* Given exercise *
Reproduce each line of the listing exactly.

* Data provided *
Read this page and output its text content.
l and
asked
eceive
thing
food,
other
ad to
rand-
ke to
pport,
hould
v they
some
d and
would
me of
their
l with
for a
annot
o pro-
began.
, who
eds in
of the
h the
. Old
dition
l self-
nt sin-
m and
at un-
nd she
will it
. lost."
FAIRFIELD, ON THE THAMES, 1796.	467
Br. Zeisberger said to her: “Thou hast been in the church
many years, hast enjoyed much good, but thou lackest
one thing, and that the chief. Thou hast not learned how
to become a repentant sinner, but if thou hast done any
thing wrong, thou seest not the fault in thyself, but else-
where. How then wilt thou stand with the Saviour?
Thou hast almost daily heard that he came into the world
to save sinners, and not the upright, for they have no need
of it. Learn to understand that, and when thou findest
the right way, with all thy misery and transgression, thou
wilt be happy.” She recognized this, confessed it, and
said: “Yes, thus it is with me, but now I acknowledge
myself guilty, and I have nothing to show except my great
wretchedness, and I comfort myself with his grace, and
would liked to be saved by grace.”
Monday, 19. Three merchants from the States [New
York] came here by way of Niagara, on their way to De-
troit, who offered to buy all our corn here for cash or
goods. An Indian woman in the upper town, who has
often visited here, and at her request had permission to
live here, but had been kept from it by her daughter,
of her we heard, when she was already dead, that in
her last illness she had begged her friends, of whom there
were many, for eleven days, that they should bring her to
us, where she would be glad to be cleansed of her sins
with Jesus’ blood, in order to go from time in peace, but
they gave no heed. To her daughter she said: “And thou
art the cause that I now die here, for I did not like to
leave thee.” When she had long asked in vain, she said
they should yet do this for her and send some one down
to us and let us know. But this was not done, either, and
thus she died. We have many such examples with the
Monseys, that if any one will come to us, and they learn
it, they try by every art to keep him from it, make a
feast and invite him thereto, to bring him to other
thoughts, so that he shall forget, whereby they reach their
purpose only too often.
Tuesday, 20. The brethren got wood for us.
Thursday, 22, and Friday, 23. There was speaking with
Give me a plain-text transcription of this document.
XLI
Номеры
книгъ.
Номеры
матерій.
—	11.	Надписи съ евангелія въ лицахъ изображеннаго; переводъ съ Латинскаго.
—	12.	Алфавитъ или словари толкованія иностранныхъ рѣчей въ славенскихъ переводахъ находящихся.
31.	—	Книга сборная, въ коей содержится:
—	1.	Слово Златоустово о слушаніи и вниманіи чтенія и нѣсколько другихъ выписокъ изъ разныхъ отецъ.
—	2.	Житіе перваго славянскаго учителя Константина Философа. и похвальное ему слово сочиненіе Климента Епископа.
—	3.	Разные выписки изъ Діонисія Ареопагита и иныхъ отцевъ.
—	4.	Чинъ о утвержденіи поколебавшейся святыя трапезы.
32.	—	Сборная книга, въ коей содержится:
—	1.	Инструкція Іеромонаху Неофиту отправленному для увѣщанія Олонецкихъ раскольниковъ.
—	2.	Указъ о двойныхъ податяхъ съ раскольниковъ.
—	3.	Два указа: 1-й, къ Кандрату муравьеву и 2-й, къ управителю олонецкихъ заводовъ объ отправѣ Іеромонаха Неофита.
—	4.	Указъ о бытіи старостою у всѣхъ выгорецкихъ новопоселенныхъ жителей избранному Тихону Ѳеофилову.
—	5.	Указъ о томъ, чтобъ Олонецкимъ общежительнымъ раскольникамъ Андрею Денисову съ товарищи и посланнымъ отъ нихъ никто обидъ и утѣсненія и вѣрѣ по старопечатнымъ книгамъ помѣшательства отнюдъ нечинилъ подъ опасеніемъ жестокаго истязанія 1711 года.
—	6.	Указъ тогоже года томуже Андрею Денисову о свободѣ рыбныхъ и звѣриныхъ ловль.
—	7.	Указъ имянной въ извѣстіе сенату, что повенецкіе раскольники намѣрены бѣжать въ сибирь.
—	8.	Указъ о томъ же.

* Answer below *
Read this page and output its text content.
l and
asked
eceive
thing
food,
other
ad to
rand-
ke to
pport,
hould
v they
some
d and
would
me of
their
l with
for a
annot
o pro-
began.
, who
eds in
of the
h the
. Old
dition
l self-
nt sin-
m and
at un-
nd she
will it
. lost."
FAIRFIELD, ON THE THAMES, 1796.	467
Br. Zeisberger said to her: “Thou hast been in the church
many years, hast enjoyed much good, but thou lackest
one thing, and that the chief. Thou hast not learned how
to become a repentant sinner, but if thou hast done any
thing wrong, thou seest not the fault in thyself, but else-
where. How then wilt thou stand with the Saviour?
Thou hast almost daily heard that he came into the world
to save sinners, and not the upright, for they have no need
of it. Learn to understand that, and when thou findest
the right way, with all thy misery and transgression, thou
wilt be happy.” She recognized this, confessed it, and
said: “Yes, thus it is with me, but now I acknowledge
myself guilty, and I have nothing to show except my great
wretchedness, and I comfort myself with his grace, and
would liked to be saved by grace.”
Monday, 19. Three merchants from the States [New
York] came here by way of Niagara, on their way to De-
troit, who offered to buy all our corn here for cash or
goods. An Indian woman in the upper town, who has
often visited here, and at her request had permission to
live here, but had been kept from it by her daughter,
of her we heard, when she was already dead, that in
her last illness she had begged her friends, of whom there
were many, for eleven days, that they should bring her to
us, where she would be glad to be cleansed of her sins
with Jesus’ blood, in order to go from time in peace, but
they gave no heed. To her daughter she said: “And thou
art the cause that I now die here, for I did not like to
leave thee.” When she had long asked in vain, she said
they should yet do this for her and send some one down
to us and let us know. But this was not done, either, and
thus she died. We have many such examples with the
Monseys, that if any one will come to us, and they learn
it, they try by every art to keep him from it, make a
feast and invite him thereto, to bring him to other
thoughts, so that he shall forget, whereby they reach their
purpose only too often.
Tuesday, 20. The brethren got wood for us.
Thursday, 22, and Friday, 23. There was speaking with
Give me a plain-text transcription of this document.
XLI
Номеры
книгъ.
Номеры
матерій.
—	11.	Надписи съ евангелія въ лицахъ изображеннаго; переводъ съ Латинскаго.
—	12.	Алфавитъ или словари толкованія иностранныхъ рѣчей въ славенскихъ переводахъ находящихся.
31.	—	Книга сборная, въ коей содержится:
—	1.	Слово Златоустово о слушаніи и вниманіи чтенія и нѣсколько другихъ выписокъ изъ разныхъ отецъ.
—	2.	Житіе перваго славянскаго учителя Константина Философа. и похвальное ему слово сочиненіе Климента Епископа.
—	3.	Разные выписки изъ Діонисія Ареопагита и иныхъ отцевъ.
—	4.	Чинъ о утвержденіи поколебавшейся святыя трапезы.
32.	—	Сборная книга, въ коей содержится:
—	1.	Инструкція Іеромонаху Неофиту отправленному для увѣщанія Олонецкихъ раскольниковъ.
—	2.	Указъ о двойныхъ податяхъ съ раскольниковъ.
—	3.	Два указа: 1-й, къ Кандрату муравьеву и 2-й, къ управителю олонецкихъ заводовъ объ отправѣ Іеромонаха Неофита.
—	4.	Указъ о бытіи старостою у всѣхъ выгорецкихъ новопоселенныхъ жителей избранному Тихону Ѳеофилову.
—	5.	Указъ о томъ, чтобъ Олонецкимъ общежительнымъ раскольникамъ Андрею Денисову съ товарищи и посланнымъ отъ нихъ никто обидъ и утѣсненія и вѣрѣ по старопечатнымъ книгамъ помѣшательства отнюдъ нечинилъ подъ опасеніемъ жестокаго истязанія 1711 года.
—	6.	Указъ тогоже года томуже Андрею Денисову о свободѣ рыбныхъ и звѣриныхъ ловль.
—	7.	Указъ имянной въ извѣстіе сенату, что повенецкіе раскольники намѣрены бѣжать въ сибирь.
—	8.	Указъ о томъ же.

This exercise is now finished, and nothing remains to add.